=== EXERCISE INPUTS ===

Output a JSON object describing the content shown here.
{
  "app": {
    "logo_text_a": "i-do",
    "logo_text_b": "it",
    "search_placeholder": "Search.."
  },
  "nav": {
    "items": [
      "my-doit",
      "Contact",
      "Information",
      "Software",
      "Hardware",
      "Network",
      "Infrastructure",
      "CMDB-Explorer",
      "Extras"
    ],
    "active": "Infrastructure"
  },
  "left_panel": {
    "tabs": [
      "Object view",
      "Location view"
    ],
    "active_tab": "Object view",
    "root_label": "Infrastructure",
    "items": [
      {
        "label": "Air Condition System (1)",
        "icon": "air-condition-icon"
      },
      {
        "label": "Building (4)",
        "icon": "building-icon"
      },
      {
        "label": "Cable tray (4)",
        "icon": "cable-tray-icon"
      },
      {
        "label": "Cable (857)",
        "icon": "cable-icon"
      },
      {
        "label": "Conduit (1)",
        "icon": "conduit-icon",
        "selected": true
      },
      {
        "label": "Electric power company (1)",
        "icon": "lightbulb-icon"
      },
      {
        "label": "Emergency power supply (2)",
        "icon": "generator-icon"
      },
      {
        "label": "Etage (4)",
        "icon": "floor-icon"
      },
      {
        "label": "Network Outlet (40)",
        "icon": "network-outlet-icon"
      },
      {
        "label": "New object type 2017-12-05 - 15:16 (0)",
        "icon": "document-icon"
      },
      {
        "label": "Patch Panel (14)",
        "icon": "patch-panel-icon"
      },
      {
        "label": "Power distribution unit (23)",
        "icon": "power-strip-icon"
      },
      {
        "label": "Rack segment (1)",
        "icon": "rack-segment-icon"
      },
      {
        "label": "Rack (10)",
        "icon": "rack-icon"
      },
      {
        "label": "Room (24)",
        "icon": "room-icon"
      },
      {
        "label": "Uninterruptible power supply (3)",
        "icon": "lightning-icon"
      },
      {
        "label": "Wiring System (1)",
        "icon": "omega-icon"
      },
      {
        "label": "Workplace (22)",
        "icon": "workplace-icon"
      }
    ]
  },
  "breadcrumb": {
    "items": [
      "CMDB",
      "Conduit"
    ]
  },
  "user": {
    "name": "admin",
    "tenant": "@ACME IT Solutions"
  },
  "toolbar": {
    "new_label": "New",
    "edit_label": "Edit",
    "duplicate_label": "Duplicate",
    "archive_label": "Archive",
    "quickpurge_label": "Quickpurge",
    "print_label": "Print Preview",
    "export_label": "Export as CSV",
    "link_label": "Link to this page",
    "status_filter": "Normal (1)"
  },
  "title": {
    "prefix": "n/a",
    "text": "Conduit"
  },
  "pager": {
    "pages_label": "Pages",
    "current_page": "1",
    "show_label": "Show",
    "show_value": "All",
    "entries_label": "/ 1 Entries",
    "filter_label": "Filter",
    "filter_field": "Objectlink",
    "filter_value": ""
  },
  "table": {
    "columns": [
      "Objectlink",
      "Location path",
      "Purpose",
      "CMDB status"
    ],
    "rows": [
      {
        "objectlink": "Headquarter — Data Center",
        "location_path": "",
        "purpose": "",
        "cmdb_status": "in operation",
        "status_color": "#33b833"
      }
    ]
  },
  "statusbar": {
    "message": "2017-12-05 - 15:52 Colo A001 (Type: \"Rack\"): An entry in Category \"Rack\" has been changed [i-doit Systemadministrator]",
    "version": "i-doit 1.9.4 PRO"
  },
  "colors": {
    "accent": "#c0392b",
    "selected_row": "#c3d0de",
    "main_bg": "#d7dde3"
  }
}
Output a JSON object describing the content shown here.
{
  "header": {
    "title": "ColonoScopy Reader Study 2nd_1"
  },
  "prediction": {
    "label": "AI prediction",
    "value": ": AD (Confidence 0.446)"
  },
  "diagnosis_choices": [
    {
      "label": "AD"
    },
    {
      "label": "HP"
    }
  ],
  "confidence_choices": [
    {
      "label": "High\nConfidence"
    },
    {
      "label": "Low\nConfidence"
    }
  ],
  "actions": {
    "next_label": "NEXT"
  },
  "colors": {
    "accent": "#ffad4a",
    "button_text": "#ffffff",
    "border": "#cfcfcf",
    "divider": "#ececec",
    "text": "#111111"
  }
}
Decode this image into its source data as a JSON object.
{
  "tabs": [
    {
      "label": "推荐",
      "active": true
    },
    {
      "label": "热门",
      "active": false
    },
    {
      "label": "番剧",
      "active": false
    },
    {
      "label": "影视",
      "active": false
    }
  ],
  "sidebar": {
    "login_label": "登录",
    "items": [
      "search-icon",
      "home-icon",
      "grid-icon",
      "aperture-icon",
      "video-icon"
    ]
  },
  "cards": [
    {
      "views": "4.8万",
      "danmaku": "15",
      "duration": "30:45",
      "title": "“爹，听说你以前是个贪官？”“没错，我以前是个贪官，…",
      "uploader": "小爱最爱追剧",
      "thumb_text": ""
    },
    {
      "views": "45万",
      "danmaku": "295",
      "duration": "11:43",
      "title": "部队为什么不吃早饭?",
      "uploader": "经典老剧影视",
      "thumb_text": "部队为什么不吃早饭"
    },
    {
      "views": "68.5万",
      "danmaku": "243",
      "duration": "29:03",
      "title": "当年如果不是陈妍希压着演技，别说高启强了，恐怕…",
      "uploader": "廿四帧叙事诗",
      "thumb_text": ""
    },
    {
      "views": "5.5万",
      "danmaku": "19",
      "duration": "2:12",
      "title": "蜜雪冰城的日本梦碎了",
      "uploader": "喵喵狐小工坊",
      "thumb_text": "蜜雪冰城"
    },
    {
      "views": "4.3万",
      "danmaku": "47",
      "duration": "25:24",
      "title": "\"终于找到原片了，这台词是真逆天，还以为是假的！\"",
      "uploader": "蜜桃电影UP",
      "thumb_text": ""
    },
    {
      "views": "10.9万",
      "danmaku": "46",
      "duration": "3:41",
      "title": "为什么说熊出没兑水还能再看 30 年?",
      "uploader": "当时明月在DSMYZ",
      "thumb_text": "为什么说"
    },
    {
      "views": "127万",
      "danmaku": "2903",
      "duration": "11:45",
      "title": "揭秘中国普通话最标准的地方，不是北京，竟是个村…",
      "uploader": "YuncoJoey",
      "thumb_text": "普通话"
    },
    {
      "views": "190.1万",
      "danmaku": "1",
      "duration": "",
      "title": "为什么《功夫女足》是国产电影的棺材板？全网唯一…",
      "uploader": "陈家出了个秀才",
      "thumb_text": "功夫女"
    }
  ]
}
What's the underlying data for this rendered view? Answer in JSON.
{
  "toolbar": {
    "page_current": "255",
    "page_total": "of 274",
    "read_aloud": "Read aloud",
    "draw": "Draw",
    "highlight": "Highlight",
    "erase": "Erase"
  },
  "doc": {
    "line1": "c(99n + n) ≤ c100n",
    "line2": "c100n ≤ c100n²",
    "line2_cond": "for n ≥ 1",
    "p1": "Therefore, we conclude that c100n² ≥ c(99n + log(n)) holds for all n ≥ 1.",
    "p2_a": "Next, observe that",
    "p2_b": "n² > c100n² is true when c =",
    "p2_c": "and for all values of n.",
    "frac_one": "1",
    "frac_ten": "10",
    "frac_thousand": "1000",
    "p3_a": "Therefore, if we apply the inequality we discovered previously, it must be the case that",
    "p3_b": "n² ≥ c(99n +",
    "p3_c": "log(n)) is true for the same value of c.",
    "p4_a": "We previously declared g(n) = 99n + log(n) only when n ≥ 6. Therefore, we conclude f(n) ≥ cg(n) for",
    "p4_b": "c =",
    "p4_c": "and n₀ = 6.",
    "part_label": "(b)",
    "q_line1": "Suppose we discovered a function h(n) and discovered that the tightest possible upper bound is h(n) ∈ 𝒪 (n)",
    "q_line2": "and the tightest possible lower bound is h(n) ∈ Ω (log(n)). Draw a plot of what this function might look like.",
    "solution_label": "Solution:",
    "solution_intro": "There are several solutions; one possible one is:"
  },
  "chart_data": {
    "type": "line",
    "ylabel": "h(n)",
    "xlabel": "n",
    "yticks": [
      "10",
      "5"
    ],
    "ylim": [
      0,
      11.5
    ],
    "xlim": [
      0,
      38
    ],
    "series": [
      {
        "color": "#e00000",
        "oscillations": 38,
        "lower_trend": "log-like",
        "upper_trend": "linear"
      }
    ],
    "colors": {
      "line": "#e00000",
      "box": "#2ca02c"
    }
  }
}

===

In the material above, show every line where the word "doit" turns up.

      "my-doit",
    "message": "2017-12-05 - 15:52 Colo A001 (Type: \"Rack\"): An entry in Category \"Rack\" has been changed [i-doit Systemadministrator]",
    "version": "i-doit 1.9.4 PRO"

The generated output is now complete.